Figure dataset records
++++++++

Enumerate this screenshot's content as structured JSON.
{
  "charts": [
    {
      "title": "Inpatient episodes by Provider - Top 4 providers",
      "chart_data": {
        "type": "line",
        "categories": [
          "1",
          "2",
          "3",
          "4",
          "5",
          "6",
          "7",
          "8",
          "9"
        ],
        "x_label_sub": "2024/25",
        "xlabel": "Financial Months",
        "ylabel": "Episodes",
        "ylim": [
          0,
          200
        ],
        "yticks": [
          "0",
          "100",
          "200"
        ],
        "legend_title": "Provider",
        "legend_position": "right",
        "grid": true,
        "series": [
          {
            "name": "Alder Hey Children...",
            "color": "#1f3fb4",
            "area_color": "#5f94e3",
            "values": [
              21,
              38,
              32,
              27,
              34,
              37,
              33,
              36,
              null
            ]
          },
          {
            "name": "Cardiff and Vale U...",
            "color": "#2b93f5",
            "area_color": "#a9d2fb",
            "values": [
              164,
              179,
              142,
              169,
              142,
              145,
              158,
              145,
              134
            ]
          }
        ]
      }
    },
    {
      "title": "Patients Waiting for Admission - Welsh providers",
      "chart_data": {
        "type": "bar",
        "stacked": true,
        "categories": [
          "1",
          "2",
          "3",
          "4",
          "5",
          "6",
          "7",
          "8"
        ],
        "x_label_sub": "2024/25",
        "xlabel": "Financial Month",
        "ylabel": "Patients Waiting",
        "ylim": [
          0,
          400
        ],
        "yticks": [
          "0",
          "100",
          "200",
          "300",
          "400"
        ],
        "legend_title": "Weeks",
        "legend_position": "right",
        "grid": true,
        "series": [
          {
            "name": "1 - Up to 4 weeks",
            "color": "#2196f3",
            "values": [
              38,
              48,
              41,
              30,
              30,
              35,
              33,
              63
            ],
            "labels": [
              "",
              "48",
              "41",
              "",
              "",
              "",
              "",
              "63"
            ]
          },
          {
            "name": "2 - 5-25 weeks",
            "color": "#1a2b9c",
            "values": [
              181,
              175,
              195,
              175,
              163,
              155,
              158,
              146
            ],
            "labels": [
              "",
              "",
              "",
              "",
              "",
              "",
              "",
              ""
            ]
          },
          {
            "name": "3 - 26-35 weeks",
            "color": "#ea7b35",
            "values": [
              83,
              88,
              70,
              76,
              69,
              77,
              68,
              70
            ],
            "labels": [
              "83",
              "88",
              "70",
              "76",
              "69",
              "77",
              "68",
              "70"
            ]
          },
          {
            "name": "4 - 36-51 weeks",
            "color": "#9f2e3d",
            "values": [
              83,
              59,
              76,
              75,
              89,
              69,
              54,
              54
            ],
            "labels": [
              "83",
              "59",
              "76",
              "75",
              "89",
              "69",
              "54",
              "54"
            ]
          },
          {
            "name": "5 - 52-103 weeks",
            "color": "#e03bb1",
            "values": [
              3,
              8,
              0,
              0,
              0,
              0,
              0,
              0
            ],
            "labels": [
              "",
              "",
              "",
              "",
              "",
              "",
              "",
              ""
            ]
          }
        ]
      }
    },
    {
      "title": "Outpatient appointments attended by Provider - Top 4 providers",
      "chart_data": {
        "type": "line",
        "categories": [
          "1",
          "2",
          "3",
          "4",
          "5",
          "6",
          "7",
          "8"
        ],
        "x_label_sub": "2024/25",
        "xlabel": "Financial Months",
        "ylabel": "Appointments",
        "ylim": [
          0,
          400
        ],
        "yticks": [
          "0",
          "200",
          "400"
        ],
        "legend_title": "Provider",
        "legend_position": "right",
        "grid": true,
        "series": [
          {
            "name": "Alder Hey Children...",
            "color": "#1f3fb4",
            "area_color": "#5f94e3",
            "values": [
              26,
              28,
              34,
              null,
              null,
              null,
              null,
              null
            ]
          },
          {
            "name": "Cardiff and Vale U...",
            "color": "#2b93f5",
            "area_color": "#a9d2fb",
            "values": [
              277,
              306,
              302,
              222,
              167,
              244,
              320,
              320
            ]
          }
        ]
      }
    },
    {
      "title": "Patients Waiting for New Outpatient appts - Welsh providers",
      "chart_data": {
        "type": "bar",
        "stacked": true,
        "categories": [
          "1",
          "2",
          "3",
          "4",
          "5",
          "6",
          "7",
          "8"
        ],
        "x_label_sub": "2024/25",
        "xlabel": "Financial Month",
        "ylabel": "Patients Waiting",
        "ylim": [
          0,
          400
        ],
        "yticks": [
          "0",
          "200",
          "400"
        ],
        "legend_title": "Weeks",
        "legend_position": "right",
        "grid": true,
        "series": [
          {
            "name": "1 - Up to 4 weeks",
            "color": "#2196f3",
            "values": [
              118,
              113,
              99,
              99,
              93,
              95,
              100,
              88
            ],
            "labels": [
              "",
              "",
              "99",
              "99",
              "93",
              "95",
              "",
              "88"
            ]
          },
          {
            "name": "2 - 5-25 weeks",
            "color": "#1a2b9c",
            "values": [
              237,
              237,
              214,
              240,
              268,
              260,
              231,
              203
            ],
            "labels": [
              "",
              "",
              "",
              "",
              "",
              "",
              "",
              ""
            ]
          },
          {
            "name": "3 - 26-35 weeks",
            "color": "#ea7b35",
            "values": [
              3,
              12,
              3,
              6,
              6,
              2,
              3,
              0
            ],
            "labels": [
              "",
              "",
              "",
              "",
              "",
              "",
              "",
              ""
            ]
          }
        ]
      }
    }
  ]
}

++++++++

Find the word "providers" in the entries. Copy each line that holds it.

      "title": "Inpatient episodes by Provider - Top 4 providers",
      "title": "Patients Waiting for Admission - Welsh providers",
      "title": "Outpatient appointments attended by Provider - Top 4 providers",
      "title": "Patients Waiting for New Outpatient appts - Welsh providers",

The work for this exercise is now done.